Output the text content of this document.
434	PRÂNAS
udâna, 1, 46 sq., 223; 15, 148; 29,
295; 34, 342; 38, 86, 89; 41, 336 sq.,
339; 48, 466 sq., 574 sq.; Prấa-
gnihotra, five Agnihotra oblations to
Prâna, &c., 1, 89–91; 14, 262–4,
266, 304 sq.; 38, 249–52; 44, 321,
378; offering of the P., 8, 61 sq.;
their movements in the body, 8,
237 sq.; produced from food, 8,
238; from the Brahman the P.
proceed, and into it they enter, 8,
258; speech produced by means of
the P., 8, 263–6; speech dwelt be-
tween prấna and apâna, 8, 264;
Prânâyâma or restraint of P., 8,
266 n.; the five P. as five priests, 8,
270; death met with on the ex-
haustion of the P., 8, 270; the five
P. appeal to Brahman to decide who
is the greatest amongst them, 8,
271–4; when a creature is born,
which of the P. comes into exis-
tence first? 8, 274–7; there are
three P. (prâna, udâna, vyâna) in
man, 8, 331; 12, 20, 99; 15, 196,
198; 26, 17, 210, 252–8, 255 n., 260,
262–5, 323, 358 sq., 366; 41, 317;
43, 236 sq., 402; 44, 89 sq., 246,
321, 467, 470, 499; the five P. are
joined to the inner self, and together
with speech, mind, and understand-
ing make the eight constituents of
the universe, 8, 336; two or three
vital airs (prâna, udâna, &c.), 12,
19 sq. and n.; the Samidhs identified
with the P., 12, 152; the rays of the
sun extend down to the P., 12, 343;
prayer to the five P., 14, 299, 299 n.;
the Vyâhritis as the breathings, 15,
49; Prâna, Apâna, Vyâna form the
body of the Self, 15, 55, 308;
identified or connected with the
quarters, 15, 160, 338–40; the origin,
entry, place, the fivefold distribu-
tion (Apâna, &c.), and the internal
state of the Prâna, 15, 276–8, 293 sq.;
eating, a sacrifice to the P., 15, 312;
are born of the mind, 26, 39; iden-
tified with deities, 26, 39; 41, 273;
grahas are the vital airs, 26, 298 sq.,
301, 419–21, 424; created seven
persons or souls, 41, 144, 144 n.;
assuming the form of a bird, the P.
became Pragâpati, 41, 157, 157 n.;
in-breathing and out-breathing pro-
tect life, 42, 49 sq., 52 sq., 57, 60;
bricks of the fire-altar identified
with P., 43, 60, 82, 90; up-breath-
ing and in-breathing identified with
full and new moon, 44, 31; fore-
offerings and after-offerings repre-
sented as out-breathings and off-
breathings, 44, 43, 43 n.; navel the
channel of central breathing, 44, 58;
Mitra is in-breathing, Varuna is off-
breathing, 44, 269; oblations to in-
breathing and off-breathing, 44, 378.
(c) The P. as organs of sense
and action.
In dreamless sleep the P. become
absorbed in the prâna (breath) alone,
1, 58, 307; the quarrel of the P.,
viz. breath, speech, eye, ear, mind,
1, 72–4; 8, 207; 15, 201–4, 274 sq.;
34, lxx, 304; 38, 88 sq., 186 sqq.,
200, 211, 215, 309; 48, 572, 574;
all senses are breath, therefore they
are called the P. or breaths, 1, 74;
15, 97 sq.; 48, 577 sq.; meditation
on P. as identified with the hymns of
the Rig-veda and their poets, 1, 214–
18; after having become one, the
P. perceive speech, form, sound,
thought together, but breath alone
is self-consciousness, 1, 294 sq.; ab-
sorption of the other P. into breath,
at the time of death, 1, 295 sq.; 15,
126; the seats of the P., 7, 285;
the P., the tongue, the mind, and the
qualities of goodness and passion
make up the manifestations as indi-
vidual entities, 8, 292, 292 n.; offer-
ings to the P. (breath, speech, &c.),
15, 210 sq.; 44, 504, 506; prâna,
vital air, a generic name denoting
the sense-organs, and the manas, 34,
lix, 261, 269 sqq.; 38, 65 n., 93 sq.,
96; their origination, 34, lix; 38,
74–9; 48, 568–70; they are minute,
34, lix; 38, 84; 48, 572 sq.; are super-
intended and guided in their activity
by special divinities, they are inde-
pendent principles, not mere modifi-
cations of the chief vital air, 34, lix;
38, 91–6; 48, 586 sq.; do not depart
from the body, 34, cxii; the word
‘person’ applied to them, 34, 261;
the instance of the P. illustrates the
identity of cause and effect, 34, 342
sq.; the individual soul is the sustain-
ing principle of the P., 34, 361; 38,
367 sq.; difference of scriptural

• • • •

Only the number is wanted: how many lines in the preceding entries hold the string "death"?

2